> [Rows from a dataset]
━━━━

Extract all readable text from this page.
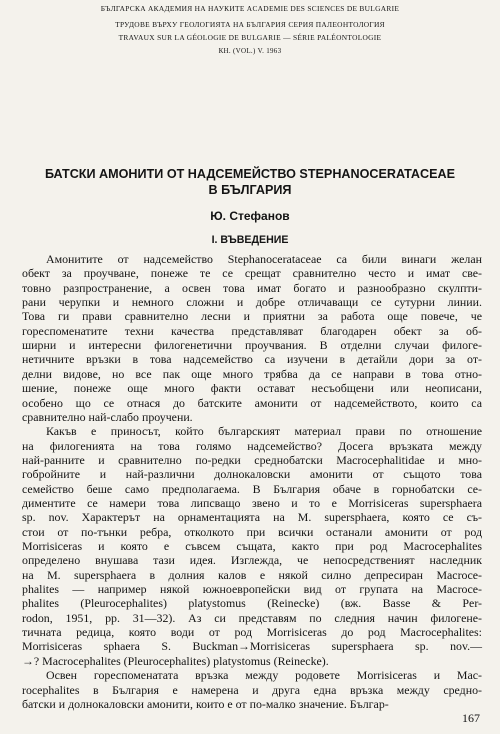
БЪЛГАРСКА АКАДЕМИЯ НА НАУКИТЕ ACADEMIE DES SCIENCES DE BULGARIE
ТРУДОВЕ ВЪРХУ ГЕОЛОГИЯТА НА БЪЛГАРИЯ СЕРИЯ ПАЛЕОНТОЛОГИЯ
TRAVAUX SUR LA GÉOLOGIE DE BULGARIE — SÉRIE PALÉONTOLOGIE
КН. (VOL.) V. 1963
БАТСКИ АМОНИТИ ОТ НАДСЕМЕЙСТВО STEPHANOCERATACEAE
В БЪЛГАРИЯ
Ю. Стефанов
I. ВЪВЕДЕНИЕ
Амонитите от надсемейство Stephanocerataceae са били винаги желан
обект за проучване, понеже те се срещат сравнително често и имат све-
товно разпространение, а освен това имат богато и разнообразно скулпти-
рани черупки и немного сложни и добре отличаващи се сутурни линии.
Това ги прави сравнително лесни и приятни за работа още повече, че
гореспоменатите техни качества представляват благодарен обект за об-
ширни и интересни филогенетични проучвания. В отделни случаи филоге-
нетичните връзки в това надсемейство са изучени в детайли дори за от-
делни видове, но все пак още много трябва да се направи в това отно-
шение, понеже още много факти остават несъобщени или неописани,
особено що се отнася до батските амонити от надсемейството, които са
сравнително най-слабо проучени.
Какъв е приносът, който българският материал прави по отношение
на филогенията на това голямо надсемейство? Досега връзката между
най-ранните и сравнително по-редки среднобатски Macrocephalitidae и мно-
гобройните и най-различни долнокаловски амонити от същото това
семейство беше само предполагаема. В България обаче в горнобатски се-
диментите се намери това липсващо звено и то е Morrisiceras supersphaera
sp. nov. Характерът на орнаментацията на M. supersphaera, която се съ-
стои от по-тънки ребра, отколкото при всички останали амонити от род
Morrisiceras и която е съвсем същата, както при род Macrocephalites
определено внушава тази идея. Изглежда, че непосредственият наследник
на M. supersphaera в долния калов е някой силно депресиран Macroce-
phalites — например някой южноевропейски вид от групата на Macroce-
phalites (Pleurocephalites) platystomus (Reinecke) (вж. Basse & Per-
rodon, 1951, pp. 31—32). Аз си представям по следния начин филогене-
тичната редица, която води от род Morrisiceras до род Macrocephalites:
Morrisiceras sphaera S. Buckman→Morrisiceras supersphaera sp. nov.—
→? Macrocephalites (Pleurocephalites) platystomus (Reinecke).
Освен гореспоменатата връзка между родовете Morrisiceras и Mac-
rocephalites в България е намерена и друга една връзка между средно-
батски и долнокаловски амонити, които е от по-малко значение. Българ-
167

━━━━

List each line holding the string "понеже".

> [Answer to the problem]
обект за проучване, понеже те се срещат сравнително често и имат све-
шение, понеже още много факти остават несъобщени или неописани,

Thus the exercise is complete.